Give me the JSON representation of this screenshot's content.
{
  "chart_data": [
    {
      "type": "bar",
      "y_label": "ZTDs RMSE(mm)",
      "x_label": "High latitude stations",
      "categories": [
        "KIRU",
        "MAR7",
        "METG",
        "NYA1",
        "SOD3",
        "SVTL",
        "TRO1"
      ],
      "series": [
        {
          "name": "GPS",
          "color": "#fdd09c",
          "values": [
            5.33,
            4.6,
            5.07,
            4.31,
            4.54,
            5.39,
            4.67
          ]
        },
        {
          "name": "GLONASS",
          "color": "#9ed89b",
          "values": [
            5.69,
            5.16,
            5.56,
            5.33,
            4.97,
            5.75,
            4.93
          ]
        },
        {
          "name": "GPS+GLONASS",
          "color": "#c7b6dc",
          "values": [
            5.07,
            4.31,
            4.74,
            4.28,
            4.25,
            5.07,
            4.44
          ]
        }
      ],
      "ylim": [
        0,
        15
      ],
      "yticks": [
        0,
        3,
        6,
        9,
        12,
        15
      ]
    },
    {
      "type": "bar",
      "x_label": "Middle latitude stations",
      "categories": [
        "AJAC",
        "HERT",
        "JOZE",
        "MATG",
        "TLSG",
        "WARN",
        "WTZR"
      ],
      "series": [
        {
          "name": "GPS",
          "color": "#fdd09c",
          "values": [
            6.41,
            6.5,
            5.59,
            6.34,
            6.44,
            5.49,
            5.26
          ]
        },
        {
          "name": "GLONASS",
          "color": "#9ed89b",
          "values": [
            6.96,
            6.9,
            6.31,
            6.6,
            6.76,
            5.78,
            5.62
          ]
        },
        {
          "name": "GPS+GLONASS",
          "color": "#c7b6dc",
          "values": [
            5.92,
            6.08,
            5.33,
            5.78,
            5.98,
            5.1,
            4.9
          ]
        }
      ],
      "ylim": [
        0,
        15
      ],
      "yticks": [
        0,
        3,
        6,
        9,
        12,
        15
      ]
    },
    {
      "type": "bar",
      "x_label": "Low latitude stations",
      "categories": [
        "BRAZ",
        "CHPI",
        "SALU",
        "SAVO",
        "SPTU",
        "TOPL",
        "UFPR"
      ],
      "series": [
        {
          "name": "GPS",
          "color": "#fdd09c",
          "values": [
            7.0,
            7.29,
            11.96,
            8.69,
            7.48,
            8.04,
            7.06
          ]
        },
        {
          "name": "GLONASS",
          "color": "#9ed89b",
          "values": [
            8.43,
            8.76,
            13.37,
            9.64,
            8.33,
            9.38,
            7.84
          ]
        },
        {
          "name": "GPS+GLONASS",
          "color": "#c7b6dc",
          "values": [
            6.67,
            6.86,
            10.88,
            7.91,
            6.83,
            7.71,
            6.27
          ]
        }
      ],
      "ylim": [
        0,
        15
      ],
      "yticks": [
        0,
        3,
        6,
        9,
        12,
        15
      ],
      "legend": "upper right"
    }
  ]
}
* * *
Work to be completed - Within the listing above, work out how many lines contain the string "stations", and reply with that number only.

Exercise solution - 3